▸ Исходный текст:
= = = = =

Как бы кто ни смотрел на вышеизложенное, но до сих пор мы не видим в Ницше не только рационалиста – это просто пустяки, – но и теоретика эгоизма, и «имморалиста», каким Ницше вообще считается и сам себя считает. До сих пор мы видим благороднейшего и смелого мыслителя, на иной взгляд, мечтателя, идеалиста, ставящего свои требования с точки зрения чрезвычайно возвышенно понимаемого индивидуализма. Человеческая личность есть для него мерило всех вещей, но при этом он требует для нее такой полноты жизни и такого противостояния всяким выгодам и условиям, умаляющим ее достоинство, что об эгоизме в вульгарном смысле слова и об каком бы то ни было «имморализме» не может быть и речи. Пойдем дальше.
Мы только что сказали, что через все сочинения Ницше проходят вышеприведенные мысли, за исключением одной. Это та именно, что «мораль» и «добродетель» всегда восстает против слепой силы факта, против тирании действительности и подчиняется законам, которые не суть законы исторических течений. Эта мысль находится в противоречии почти со всем, что Ницше писал о морали и добродетели.
Кроме толчка, данного Сократом, Ницше знает еще и другой, совсем другой источник упадка и другую его картину, соответственно которой он говорит и другие дерзости цивилизации и прогрессу. Чтобы оценить эту сторону дела, вернемся к сказанному в № 8 «Русского богатства» о предшественнике Ницше{7} Максе Штирнере. Он, между прочим, тоже заинтересовался Сократом, но только судом над ним и его смертью, которую, мимоходом сказать, Ницше считает добровольною. Штирнер относится к делу гораздо грубее, проще. Он говорит: «Сократа хвалят за добросовестность, с которою он отклонил совет бежать. Но он был просто глуп, признавая за афинянами право суда над ним. С ним поступали по праву. Зачем стоял он на одной почве с афинянами? Зачем не разорвал с ними? Если бы он знал, мог знать, что он такое, он не признал бы за такими судьями никаких прав. Его отказ был слабостью, заблуждением, будто он имеет что-то общее с афинянами или что он член, простой член этого народа. Он мог быть только собственным судьей. Он и был им, когда сказал, что он достоин Пританея{8}, и на этом ему следовало стоять, и так как он не приговаривал себя к смерти (Ницше думает, что именно сам себя приговорил), то должен был презреть суд афинян, но он подчинился и признал народ своим судьей, признал себя малым перед величием народа. Он мог не устоять перед силой, но его признание права было изменой по отношению к себе: это была добродетель».
Мы уже знакомы с необузданным эгоизмом Штирнера и приводили его образчики. Напомним их, потому что в них заключается в зародыше весь настоящий «имморализм» Ницше.

= = = = =

▸ Материал:

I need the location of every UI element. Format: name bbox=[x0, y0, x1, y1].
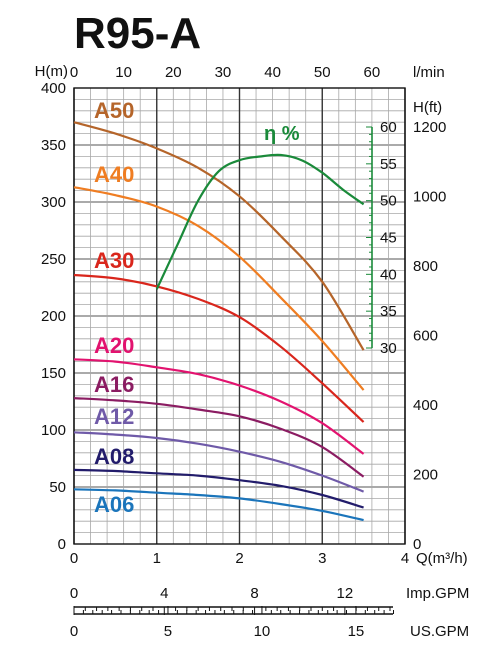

= = = = =

Перечислите, кем, согласно первому абзацу исходного текста, мы до сих пор не видим Ницше.

Рационалистом, теоретиком эгоизма и «имморалистом».